** start DATASET EXTRACT **

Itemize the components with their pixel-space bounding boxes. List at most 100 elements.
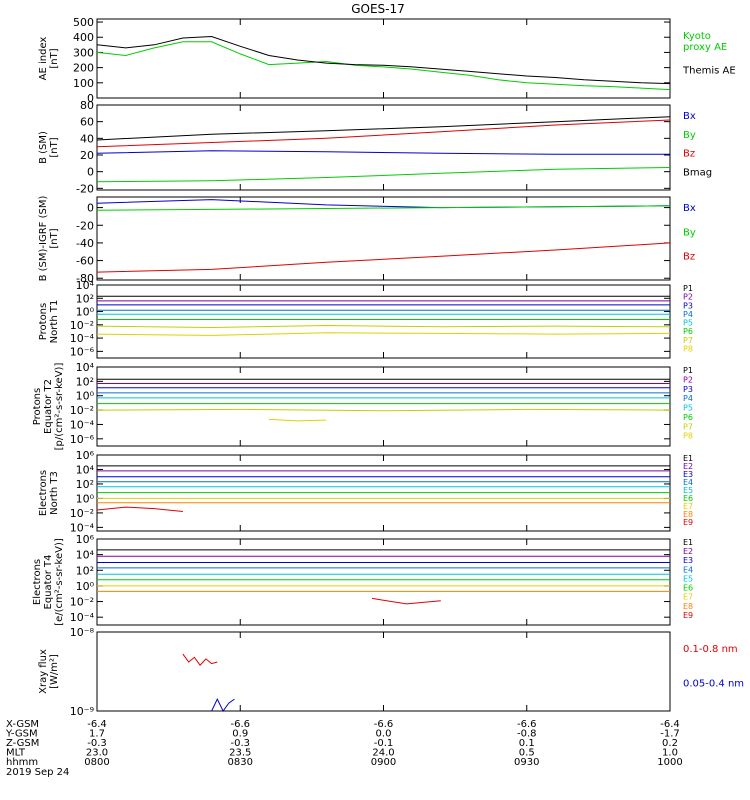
legend-label-line: P2: [683, 375, 693, 384]
y-tick-label: 10⁻⁶: [70, 345, 95, 358]
y-axis-label-line: [e/(cm²-s-sr-keV)]: [54, 538, 65, 626]
x-axis-value: -0.8: [517, 729, 537, 740]
y-axis-label-line: Protons: [32, 388, 43, 425]
panel-frame: [96, 631, 671, 712]
x-axis-row-label: Y-GSM: [5, 729, 38, 740]
legend-label-line: E3: [683, 470, 693, 479]
y-tick-label: 10⁴: [76, 361, 95, 374]
y-tick-label: 500: [73, 16, 94, 29]
x-axis-value: 0.5: [519, 748, 535, 759]
series-line-kyoto-proxy-ae: [96, 41, 671, 91]
y-tick-label: 10⁶: [76, 533, 95, 546]
legend-label: By: [683, 130, 696, 141]
legend-label: E4: [683, 478, 693, 487]
y-tick-label: -20: [76, 219, 94, 232]
y-axis-label-line: Xray flux: [38, 649, 49, 694]
legend-label-line: E3: [683, 556, 693, 565]
legend-label: P2: [683, 293, 693, 302]
legend-label: E1: [683, 454, 693, 463]
y-axis-label-line: [W/m²]: [49, 654, 60, 689]
y-tick-label: 300: [73, 46, 94, 59]
y-axis-label: B (SM)-IGRF (SM)[nT]: [38, 196, 60, 282]
legend-label: P3: [683, 301, 693, 310]
legend-label: P4: [683, 394, 693, 403]
legend-label: P5: [683, 319, 693, 328]
legend-label-line: P4: [683, 310, 693, 319]
legend-label: P6: [683, 327, 693, 336]
y-tick-label: 10⁻⁴: [70, 611, 95, 624]
y-axis-label-line: [nT]: [49, 228, 60, 248]
y-tick-label: 0: [87, 202, 94, 215]
legend-label-line: 0.1-0.8 nm: [683, 644, 738, 655]
x-axis-value: 23.0: [86, 748, 108, 759]
legend-label-line: E7: [683, 593, 693, 602]
legend-label-line: E5: [683, 574, 693, 583]
x-axis-value: -6.6: [230, 719, 250, 730]
x-axis-row-label: Z-GSM: [6, 738, 39, 749]
legend-label: E3: [683, 556, 693, 565]
y-tick-label: 10⁴: [76, 549, 95, 562]
legend-label-line: P8: [683, 344, 693, 353]
y-axis-label-line: Equator T4: [43, 555, 54, 610]
series-line-p8: [96, 332, 671, 336]
y-axis-label-line: Electrons: [32, 559, 43, 605]
legend-label: P5: [683, 404, 693, 413]
legend-label: 0.05-0.4 nm: [683, 679, 744, 690]
legend-label-line: E4: [683, 565, 693, 574]
legend-label-line: 0.05-0.4 nm: [683, 679, 744, 690]
legend-label-line: P6: [683, 413, 693, 422]
legend-label: Themis AE: [682, 66, 736, 77]
y-axis-label-line: [nT]: [49, 48, 60, 68]
legend-label-line: By: [683, 130, 696, 141]
y-tick-label: -60: [76, 255, 94, 268]
legend-label-line: proxy AE: [683, 42, 727, 53]
series-line-p8: [268, 418, 327, 422]
legend-label-line: E6: [683, 494, 693, 503]
y-tick-label: 10⁻⁹: [70, 705, 94, 718]
legend-label-line: E9: [683, 518, 693, 527]
legend-label: E5: [683, 486, 693, 495]
legend-label: P7: [683, 336, 693, 345]
x-axis-value: -0.3: [87, 738, 107, 749]
series-line-bmag: [96, 116, 671, 141]
series-line-p7: [96, 408, 671, 412]
x-axis-value: 0830: [228, 757, 253, 768]
legend-label-line: E1: [683, 454, 693, 463]
y-axis-label-line: Electrons: [38, 470, 49, 516]
legend-label: E7: [683, 593, 693, 602]
x-axis-value: -0.1: [374, 738, 394, 749]
y-tick-label: 10²: [76, 564, 94, 577]
y-tick-label: 10⁻⁸: [70, 626, 95, 639]
legend-label: P4: [683, 310, 693, 319]
y-axis-label: ProtonsEquator T2[p/(cm²-s-sr-keV)]: [32, 363, 65, 451]
legend-label: E8: [683, 510, 693, 519]
y-axis-label-line: B (SM)-IGRF (SM): [38, 196, 49, 282]
legend-label-line: P5: [683, 404, 693, 413]
y-axis-label: ElectronsEquator T4[e/(cm²-s-sr-keV)]: [32, 538, 65, 626]
x-axis-value: -1.7: [660, 729, 680, 740]
legend-label-line: P6: [683, 327, 693, 336]
y-axis-label: ElectronsNorth T3: [38, 470, 60, 516]
y-axis-label-line: Protons: [38, 303, 49, 340]
legend-label-line: E2: [683, 462, 693, 471]
legend-label-line: P7: [683, 422, 693, 431]
series-line-p7: [96, 324, 671, 329]
legend-label-line: Kyoto: [683, 31, 711, 42]
y-axis-label-line: North T3: [49, 471, 60, 515]
legend-label-line: E4: [683, 478, 693, 487]
y-tick-label: 10⁴: [76, 279, 95, 292]
series-line-0-05-0-4-nm: [211, 697, 235, 712]
y-tick-label: 10⁻⁴: [70, 521, 95, 534]
legend-label-line: P1: [683, 366, 693, 375]
legend-label: E2: [683, 462, 693, 471]
legend-label-line: E1: [683, 538, 693, 547]
legend-label-line: E5: [683, 486, 693, 495]
y-tick-label: 10⁰: [76, 390, 95, 403]
y-tick-label: 10⁻⁴: [70, 418, 95, 431]
y-tick-label: 100: [73, 77, 94, 90]
legend-label: Bx: [683, 203, 696, 214]
y-axis-label-line: North T1: [49, 300, 60, 344]
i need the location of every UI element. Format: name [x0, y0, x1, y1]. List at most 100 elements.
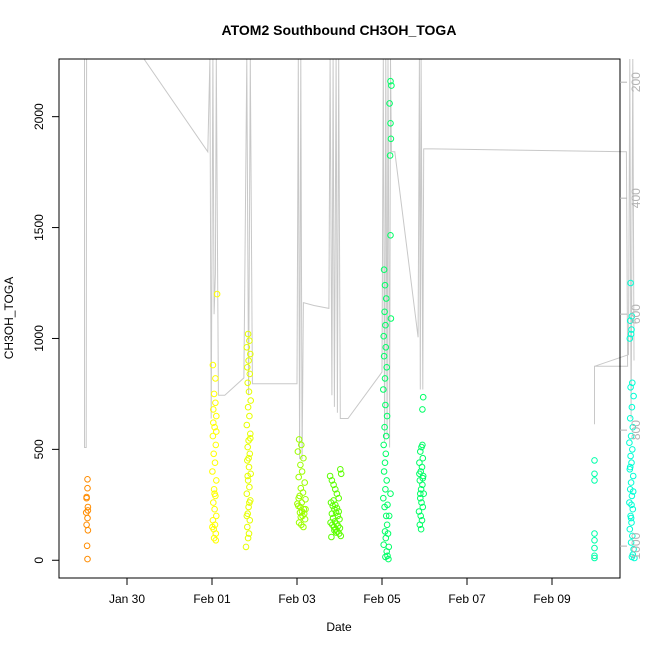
data-point [380, 332, 388, 340]
data-point [326, 472, 334, 480]
data-point [210, 419, 217, 427]
data-point [386, 100, 393, 107]
data-point [383, 364, 391, 371]
data-point [381, 459, 389, 467]
data-point [380, 352, 388, 360]
data-point [245, 503, 252, 511]
data-point [591, 477, 598, 484]
data-point [210, 499, 217, 506]
data-point [302, 496, 309, 503]
data-point [84, 507, 92, 514]
altitude-trace [84, 58, 635, 460]
data-point [387, 135, 395, 143]
data-point [298, 521, 305, 529]
x-tick-label: Feb 01 [193, 592, 231, 606]
y-tick-label: 2000 [32, 103, 46, 130]
data-point [381, 423, 388, 431]
data-point [417, 512, 425, 520]
data-point [246, 412, 253, 420]
data-point [212, 530, 220, 537]
data-point [244, 477, 252, 484]
data-point [245, 463, 253, 471]
data-point [247, 350, 254, 358]
data-point [300, 454, 307, 462]
data-point [298, 441, 305, 449]
data-point [419, 406, 426, 413]
data-point [337, 532, 345, 540]
data-point [627, 279, 634, 287]
data-point [629, 446, 636, 453]
data-point [419, 393, 427, 401]
data-point [629, 379, 636, 387]
x-tick-label: Feb 03 [278, 592, 316, 606]
y-tick-label: 0 [32, 557, 46, 564]
data-point [387, 490, 394, 498]
data-point [384, 501, 391, 509]
data-point [247, 430, 254, 438]
data-point [302, 505, 309, 513]
data-point [382, 401, 389, 409]
data-point [628, 313, 636, 320]
data-point [245, 388, 253, 396]
data-point [295, 436, 303, 443]
x-tick-label: Feb 05 [363, 592, 401, 606]
data-point [627, 539, 635, 546]
data-point [246, 450, 254, 458]
data-point [417, 490, 424, 498]
data-point [415, 508, 423, 515]
data-point [380, 468, 388, 475]
data-points [82, 77, 638, 563]
data-point [591, 470, 598, 478]
data-point [337, 470, 345, 478]
data-point [294, 500, 301, 508]
data-point [626, 317, 634, 325]
y-tick-label: 500 [32, 439, 46, 459]
x-axis: Jan 30 Feb 01 Feb 03 Feb 05 Feb 07 Feb 09 [109, 578, 571, 606]
data-point [297, 513, 305, 521]
data-point [385, 543, 393, 551]
data-point [420, 490, 428, 498]
data-point [210, 450, 217, 458]
data-point [626, 463, 634, 471]
data-point [627, 514, 635, 522]
data-point [247, 397, 254, 404]
data-point [246, 337, 253, 345]
data-point [591, 552, 598, 560]
plot-frame [58, 58, 621, 579]
data-point [628, 501, 635, 509]
data-point [211, 490, 218, 498]
data-point [381, 375, 389, 382]
data-point [332, 486, 339, 493]
data-point [244, 379, 251, 387]
data-point [629, 472, 637, 480]
data-point [628, 403, 636, 411]
data-point [626, 335, 634, 342]
x-tick-label: Jan 30 [109, 592, 145, 606]
data-point [209, 523, 216, 531]
data-point [246, 499, 253, 506]
data-point [387, 120, 394, 127]
data-point [84, 555, 91, 563]
data-point [383, 521, 391, 529]
data-point [628, 459, 635, 467]
data-point [213, 428, 220, 435]
data-point [628, 553, 636, 561]
data-point [244, 403, 252, 411]
data-point [627, 479, 635, 486]
data-point [628, 492, 636, 500]
data-point [210, 406, 217, 413]
data-point [243, 490, 251, 498]
data-point [330, 481, 337, 489]
data-point [244, 443, 251, 451]
data-point [385, 555, 392, 563]
data-point [628, 326, 635, 333]
data-point [297, 461, 304, 469]
right-y-tick-label: 400 [629, 188, 643, 208]
data-point [244, 472, 251, 480]
data-point [381, 281, 389, 289]
data-point [626, 439, 633, 447]
data-point [382, 512, 390, 520]
data-point [301, 479, 309, 486]
data-point [213, 412, 220, 420]
data-point [629, 423, 637, 431]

** end DATASET EXTRACT **

Rewrite the rows starting with the line that contains "data-point [380, 332, 388, 340]" and going on through the line that contains "data-point [246, 412, 253, 420]". Change "altitude-trace" to "elevation-trace" and keep everything else as it is.

data-point [380, 332, 388, 340]
data-point [326, 472, 334, 480]
data-point [210, 419, 217, 427]
data-point [386, 100, 393, 107]
data-point [383, 364, 391, 371]
data-point [381, 459, 389, 467]
data-point [380, 352, 388, 360]
data-point [245, 503, 252, 511]
data-point [591, 477, 598, 484]
data-point [210, 499, 217, 506]
data-point [302, 496, 309, 503]
data-point [84, 507, 92, 514]
elevation-trace [84, 58, 635, 460]
data-point [387, 135, 395, 143]
data-point [298, 521, 305, 529]
x-tick-label: Feb 01 [193, 592, 231, 606]
y-tick-label: 2000 [32, 103, 46, 130]
data-point [381, 423, 388, 431]
data-point [417, 512, 425, 520]
data-point [246, 412, 253, 420]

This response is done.